Directions
Here are records with pictures in them. Copy all of them exactly and leave the pictures out.

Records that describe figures
□ □ □ □
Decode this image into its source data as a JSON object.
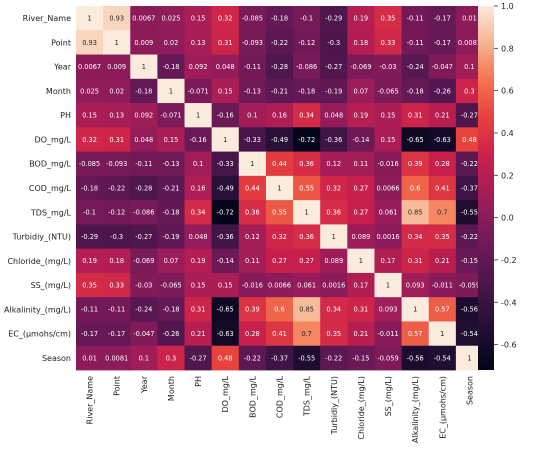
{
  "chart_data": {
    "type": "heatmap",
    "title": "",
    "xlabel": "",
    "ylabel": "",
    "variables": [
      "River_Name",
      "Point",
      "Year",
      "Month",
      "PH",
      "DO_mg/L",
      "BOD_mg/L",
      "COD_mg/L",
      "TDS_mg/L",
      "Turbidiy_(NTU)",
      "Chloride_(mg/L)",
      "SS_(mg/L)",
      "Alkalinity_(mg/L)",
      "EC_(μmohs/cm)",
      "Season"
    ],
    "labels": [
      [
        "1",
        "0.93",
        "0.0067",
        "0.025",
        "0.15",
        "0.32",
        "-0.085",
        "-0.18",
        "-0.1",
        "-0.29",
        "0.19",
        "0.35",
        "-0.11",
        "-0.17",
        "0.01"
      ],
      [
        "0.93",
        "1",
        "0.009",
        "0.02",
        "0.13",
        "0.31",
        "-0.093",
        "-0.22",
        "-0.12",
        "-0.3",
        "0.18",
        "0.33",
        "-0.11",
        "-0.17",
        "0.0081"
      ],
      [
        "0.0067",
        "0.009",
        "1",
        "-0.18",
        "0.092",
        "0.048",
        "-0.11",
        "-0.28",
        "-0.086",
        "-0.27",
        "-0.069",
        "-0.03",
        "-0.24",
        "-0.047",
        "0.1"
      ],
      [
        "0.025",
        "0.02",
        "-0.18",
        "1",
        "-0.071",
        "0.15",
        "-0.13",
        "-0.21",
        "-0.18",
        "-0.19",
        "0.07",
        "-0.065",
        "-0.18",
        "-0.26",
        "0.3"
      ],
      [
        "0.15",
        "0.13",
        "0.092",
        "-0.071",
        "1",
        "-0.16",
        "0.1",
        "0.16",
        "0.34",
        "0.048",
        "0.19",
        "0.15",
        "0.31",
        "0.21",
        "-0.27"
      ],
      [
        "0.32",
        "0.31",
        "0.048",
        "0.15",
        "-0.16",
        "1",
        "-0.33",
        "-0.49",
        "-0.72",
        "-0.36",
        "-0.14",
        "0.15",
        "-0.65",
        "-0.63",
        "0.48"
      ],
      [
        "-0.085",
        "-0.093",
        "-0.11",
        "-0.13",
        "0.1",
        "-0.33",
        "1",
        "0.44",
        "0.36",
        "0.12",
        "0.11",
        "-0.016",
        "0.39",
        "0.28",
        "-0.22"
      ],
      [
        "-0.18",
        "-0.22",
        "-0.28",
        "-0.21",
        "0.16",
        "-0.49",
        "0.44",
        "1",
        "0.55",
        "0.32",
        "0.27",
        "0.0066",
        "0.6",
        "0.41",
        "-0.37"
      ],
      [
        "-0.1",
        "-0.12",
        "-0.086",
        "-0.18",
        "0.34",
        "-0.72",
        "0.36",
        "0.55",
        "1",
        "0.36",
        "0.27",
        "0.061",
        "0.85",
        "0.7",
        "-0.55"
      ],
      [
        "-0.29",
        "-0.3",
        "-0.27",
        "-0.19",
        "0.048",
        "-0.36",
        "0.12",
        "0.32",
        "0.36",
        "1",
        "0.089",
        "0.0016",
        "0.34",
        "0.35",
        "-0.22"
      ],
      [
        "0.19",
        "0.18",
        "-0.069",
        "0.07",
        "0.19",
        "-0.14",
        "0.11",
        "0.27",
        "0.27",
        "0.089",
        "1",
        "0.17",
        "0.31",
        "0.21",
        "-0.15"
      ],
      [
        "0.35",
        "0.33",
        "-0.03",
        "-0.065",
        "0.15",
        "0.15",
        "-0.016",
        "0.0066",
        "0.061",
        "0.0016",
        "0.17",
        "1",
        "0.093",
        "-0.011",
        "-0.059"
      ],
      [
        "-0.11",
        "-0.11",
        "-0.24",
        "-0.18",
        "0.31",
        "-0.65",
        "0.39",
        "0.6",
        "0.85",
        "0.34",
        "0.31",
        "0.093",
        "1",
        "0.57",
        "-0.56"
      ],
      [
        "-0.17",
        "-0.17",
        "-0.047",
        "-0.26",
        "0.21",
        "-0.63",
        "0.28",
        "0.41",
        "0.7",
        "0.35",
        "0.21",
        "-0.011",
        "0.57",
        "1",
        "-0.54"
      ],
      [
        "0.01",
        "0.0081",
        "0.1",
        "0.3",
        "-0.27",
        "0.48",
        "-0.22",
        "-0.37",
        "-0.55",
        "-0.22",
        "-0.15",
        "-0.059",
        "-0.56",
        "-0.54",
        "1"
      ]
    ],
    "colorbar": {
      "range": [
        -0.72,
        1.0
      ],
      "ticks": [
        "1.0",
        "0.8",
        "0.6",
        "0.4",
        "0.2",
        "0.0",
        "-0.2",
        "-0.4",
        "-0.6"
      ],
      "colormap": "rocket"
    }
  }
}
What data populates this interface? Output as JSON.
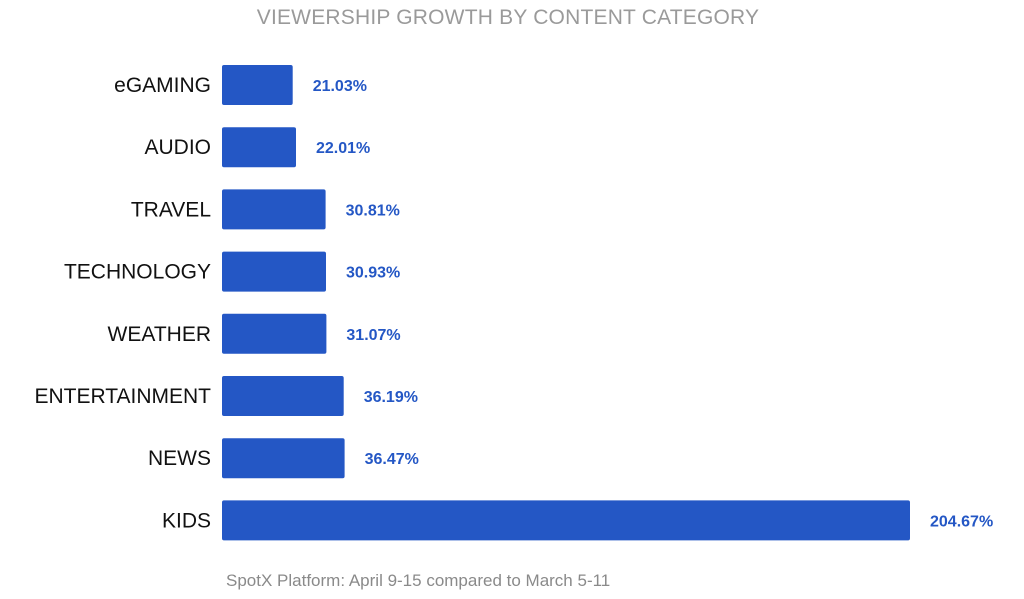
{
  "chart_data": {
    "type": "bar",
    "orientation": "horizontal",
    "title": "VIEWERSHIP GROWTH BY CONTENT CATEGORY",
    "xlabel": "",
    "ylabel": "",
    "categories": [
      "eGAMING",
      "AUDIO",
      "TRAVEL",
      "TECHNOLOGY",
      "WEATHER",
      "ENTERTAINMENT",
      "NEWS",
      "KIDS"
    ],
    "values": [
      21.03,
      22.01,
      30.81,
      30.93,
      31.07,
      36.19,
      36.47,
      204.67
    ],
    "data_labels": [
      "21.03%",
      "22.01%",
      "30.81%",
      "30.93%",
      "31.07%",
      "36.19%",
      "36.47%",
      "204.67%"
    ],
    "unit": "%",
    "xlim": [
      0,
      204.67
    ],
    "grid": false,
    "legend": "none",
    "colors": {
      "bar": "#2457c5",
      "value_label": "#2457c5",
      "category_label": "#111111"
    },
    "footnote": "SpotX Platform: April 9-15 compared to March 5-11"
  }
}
□ □ □ □
Problem solution
Decode this image into its source data as a JSON object.
{
  "chart_data": {
    "type": "heatmap",
    "title": "",
    "xlabel": "",
    "ylabel": "",
    "variables": [
      "River_Name",
      "Point",
      "Year",
      "Month",
      "PH",
      "DO_mg/L",
      "BOD_mg/L",
      "COD_mg/L",
      "TDS_mg/L",
      "Turbidiy_(NTU)",
      "Chloride_(mg/L)",
      "SS_(mg/L)",
      "Alkalinity_(mg/L)",
      "EC_(μmohs/cm)",
      "Season"
    ],
    "labels": [
      [
        "1",
        "0.93",
        "0.0067",
        "0.025",
        "0.15",
        "0.32",
        "-0.085",
        "-0.18",
        "-0.1",
        "-0.29",
        "0.19",
        "0.35",
        "-0.11",
        "-0.17",
        "0.01"
      ],
      [
        "0.93",
        "1",
        "0.009",
        "0.02",
        "0.13",
        "0.31",
        "-0.093",
        "-0.22",
        "-0.12",
        "-0.3",
        "0.18",
        "0.33",
        "-0.11",
        "-0.17",
        "0.0081"
      ],
      [
        "0.0067",
        "0.009",
        "1",
        "-0.18",
        "0.092",
        "0.048",
        "-0.11",
        "-0.28",
        "-0.086",
        "-0.27",
        "-0.069",
        "-0.03",
        "-0.24",
        "-0.047",
        "0.1"
      ],
      [
        "0.025",
        "0.02",
        "-0.18",
        "1",
        "-0.071",
        "0.15",
        "-0.13",
        "-0.21",
        "-0.18",
        "-0.19",
        "0.07",
        "-0.065",
        "-0.18",
        "-0.26",
        "0.3"
      ],
      [
        "0.15",
        "0.13",
        "0.092",
        "-0.071",
        "1",
        "-0.16",
        "0.1",
        "0.16",
        "0.34",
        "0.048",
        "0.19",
        "0.15",
        "0.31",
        "0.21",
        "-0.27"
      ],
      [
        "0.32",
        "0.31",
        "0.048",
        "0.15",
        "-0.16",
        "1",
        "-0.33",
        "-0.49",
        "-0.72",
        "-0.36",
        "-0.14",
        "0.15",
        "-0.65",
        "-0.63",
        "0.48"
      ],
      [
        "-0.085",
        "-0.093",
        "-0.11",
        "-0.13",
        "0.1",
        "-0.33",
        "1",
        "0.44",
        "0.36",
        "0.12",
        "0.11",
        "-0.016",
        "0.39",
        "0.28",
        "-0.22"
      ],
      [
        "-0.18",
        "-0.22",
        "-0.28",
        "-0.21",
        "0.16",
        "-0.49",
        "0.44",
        "1",
        "0.55",
        "0.32",
        "0.27",
        "0.0066",
        "0.6",
        "0.41",
        "-0.37"
      ],
      [
        "-0.1",
        "-0.12",
        "-0.086",
        "-0.18",
        "0.34",
        "-0.72",
        "0.36",
        "0.55",
        "1",
        "0.36",
        "0.27",
        "0.061",
        "0.85",
        "0.7",
        "-0.55"
      ],
      [
        "-0.29",
        "-0.3",
        "-0.27",
        "-0.19",
        "0.048",
        "-0.36",
        "0.12",
        "0.32",
        "0.36",
        "1",
        "0.089",
        "0.0016",
        "0.34",
        "0.35",
        "-0.22"
      ],
      [
        "0.19",
        "0.18",
        "-0.069",
        "0.07",
        "0.19",
        "-0.14",
        "0.11",
        "0.27",
        "0.27",
        "0.089",
        "1",
        "0.17",
        "0.31",
        "0.21",
        "-0.15"
      ],
      [
        "0.35",
        "0.33",
        "-0.03",
        "-0.065",
        "0.15",
        "0.15",
        "-0.016",
        "0.0066",
        "0.061",
        "0.0016",
        "0.17",
        "1",
        "0.093",
        "-0.011",
        "-0.059"
      ],
      [
        "-0.11",
        "-0.11",
        "-0.24",
        "-0.18",
        "0.31",
        "-0.65",
        "0.39",
        "0.6",
        "0.85",
        "0.34",
        "0.31",
        "0.093",
        "1",
        "0.57",
        "-0.56"
      ],
      [
        "-0.17",
        "-0.17",
        "-0.047",
        "-0.26",
        "0.21",
        "-0.63",
        "0.28",
        "0.41",
        "0.7",
        "0.35",
        "0.21",
        "-0.011",
        "0.57",
        "1",
        "-0.54"
      ],
      [
        "0.01",
        "0.0081",
        "0.1",
        "0.3",
        "-0.27",
        "0.48",
        "-0.22",
        "-0.37",
        "-0.55",
        "-0.22",
        "-0.15",
        "-0.059",
        "-0.56",
        "-0.54",
        "1"
      ]
    ],
    "colorbar": {
      "range": [
        -0.72,
        1.0
      ],
      "ticks": [
        "1.0",
        "0.8",
        "0.6",
        "0.4",
        "0.2",
        "0.0",
        "-0.2",
        "-0.4",
        "-0.6"
      ],
      "colormap": "rocket"
    }
  }
}
What data populates this interface? Output as JSON.
{
  "chart_data": {
    "type": "bar",
    "orientation": "horizontal",
    "title": "VIEWERSHIP GROWTH BY CONTENT CATEGORY",
    "xlabel": "",
    "ylabel": "",
    "categories": [
      "eGAMING",
      "AUDIO",
      "TRAVEL",
      "TECHNOLOGY",
      "WEATHER",
      "ENTERTAINMENT",
      "NEWS",
      "KIDS"
    ],
    "values": [
      21.03,
      22.01,
      30.81,
      30.93,
      31.07,
      36.19,
      36.47,
      204.67
    ],
    "data_labels": [
      "21.03%",
      "22.01%",
      "30.81%",
      "30.93%",
      "31.07%",
      "36.19%",
      "36.47%",
      "204.67%"
    ],
    "unit": "%",
    "xlim": [
      0,
      204.67
    ],
    "grid": false,
    "legend": "none",
    "colors": {
      "bar": "#2457c5",
      "value_label": "#2457c5",
      "category_label": "#111111"
    },
    "footnote": "SpotX Platform: April 9-15 compared to March 5-11"
  }
}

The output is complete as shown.